● **Data shown**

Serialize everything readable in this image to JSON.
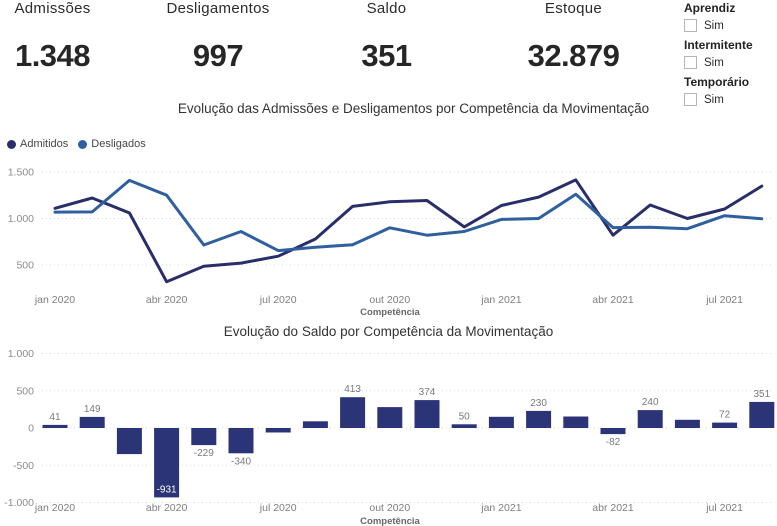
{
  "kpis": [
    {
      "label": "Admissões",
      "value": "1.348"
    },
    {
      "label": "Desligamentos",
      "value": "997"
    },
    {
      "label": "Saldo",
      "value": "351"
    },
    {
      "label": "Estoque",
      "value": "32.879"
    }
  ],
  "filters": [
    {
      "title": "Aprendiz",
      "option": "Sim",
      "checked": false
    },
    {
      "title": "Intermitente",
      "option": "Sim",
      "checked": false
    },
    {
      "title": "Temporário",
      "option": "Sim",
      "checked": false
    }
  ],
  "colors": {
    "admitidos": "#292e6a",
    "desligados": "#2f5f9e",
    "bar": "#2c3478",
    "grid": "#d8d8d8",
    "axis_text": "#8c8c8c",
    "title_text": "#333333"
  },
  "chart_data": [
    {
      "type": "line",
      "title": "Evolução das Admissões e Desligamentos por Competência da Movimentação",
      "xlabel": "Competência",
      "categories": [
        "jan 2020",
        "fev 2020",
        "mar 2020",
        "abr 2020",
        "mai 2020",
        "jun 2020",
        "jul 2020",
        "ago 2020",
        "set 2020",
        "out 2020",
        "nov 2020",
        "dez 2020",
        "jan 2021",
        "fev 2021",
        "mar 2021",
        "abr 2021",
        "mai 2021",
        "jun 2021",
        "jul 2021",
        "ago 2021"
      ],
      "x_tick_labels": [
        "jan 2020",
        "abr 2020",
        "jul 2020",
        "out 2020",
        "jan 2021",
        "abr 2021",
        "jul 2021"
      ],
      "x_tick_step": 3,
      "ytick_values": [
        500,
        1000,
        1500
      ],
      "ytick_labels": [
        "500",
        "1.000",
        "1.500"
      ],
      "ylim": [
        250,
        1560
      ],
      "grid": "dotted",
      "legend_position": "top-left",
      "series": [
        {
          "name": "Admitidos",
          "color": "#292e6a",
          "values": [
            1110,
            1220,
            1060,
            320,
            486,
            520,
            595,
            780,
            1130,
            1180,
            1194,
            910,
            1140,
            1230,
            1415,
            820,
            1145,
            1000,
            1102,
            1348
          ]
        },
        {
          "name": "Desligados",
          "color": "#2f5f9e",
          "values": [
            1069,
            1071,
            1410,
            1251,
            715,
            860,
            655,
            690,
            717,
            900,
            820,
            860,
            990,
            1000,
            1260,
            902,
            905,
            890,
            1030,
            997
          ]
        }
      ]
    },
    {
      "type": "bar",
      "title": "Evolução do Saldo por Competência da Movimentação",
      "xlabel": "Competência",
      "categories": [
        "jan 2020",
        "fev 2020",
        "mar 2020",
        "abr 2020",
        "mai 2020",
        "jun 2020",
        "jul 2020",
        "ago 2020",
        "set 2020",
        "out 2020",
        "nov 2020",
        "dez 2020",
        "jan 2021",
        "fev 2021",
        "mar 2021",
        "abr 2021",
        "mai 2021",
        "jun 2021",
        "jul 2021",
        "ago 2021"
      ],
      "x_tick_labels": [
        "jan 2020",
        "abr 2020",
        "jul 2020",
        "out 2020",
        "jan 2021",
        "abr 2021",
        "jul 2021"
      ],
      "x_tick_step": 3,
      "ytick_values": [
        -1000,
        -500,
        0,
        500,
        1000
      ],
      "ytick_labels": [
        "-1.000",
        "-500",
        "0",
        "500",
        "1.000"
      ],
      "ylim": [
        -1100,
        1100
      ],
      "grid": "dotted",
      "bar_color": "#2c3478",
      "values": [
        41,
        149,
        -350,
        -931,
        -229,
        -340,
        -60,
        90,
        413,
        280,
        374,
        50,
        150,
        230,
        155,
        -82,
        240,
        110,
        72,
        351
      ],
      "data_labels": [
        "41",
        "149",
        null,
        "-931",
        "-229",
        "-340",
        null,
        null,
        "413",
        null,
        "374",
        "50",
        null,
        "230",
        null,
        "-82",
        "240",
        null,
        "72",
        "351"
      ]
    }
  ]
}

---

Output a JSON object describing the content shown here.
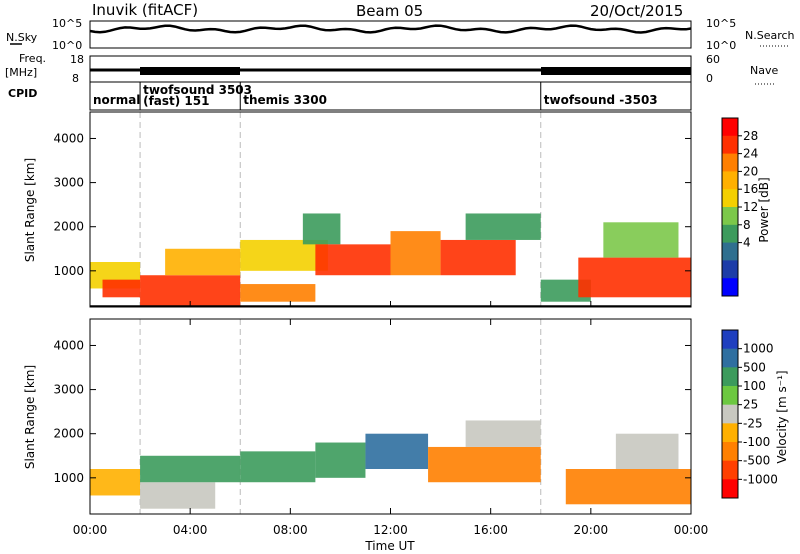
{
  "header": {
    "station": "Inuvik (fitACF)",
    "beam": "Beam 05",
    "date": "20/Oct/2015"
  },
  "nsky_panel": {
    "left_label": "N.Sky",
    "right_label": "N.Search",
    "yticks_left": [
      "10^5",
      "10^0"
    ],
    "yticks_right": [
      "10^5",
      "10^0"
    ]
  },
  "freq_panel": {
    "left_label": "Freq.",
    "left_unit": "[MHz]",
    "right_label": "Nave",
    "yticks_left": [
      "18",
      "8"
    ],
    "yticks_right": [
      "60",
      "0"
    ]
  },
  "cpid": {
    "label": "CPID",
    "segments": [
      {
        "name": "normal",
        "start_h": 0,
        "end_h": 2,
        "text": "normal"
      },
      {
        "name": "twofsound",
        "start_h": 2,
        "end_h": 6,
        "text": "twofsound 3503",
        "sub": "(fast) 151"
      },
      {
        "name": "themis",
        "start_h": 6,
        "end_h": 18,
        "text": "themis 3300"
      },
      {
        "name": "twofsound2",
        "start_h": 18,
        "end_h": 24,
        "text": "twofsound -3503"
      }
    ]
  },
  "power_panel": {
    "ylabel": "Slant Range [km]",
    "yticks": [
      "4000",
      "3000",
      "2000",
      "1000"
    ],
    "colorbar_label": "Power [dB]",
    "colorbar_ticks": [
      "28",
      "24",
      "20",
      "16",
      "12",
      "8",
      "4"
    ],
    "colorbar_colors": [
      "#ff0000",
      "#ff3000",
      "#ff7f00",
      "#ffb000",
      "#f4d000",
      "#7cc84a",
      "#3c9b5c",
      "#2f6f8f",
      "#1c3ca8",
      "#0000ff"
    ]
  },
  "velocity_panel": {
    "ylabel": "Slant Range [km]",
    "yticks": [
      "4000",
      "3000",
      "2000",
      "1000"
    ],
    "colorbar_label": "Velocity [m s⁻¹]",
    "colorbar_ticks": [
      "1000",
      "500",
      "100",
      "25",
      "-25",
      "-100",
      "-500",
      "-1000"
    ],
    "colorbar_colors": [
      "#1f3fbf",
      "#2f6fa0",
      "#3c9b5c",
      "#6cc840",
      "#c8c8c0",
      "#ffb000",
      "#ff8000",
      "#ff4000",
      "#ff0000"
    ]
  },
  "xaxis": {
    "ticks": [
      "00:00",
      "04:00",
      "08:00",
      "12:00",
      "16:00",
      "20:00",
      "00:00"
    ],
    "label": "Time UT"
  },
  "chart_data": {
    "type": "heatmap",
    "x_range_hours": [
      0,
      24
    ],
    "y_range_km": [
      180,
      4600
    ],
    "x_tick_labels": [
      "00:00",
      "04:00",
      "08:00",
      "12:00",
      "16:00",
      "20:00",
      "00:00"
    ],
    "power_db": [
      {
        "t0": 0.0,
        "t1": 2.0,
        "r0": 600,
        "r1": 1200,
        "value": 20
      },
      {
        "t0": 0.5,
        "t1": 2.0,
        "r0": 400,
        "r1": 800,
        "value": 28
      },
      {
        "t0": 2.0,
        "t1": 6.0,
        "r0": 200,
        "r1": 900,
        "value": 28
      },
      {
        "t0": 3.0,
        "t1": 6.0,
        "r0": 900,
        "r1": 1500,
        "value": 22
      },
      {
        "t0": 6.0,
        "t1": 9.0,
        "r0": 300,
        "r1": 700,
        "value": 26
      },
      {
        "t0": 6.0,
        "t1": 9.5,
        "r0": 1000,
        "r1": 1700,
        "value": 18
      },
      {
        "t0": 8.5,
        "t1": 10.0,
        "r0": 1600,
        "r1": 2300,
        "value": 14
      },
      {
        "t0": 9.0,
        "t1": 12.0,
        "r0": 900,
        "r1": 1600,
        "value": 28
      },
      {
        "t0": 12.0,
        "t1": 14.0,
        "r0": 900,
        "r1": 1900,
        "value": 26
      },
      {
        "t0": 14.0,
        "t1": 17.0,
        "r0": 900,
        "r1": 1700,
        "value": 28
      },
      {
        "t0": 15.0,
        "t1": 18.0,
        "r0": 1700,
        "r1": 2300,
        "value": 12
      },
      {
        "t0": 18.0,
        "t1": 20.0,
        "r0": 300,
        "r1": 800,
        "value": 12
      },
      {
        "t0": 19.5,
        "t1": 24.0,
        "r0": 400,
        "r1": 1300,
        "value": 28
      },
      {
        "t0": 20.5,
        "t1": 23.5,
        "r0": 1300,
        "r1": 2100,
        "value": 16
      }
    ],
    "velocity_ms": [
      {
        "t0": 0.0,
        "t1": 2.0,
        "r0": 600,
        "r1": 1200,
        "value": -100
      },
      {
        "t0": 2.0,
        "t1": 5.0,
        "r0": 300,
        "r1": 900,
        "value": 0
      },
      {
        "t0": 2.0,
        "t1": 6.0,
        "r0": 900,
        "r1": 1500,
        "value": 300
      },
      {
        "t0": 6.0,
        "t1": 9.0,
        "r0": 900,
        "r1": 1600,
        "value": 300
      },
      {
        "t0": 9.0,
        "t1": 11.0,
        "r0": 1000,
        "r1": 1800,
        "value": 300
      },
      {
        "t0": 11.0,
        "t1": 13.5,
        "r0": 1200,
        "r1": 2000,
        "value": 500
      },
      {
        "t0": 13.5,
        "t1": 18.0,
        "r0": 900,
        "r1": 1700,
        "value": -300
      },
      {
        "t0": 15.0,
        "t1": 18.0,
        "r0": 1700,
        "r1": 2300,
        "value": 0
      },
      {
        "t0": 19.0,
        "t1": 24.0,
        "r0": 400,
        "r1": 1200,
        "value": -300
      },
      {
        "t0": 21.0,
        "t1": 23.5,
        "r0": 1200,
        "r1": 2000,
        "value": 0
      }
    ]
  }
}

● **Exercise details**
Show every line from the listing above in which the string "Desligamentos" appears.

● **Written solution**
      "label": "Desligamentos",
      "title": "Evolução das Admissões e Desligamentos por Competência da Movimentação",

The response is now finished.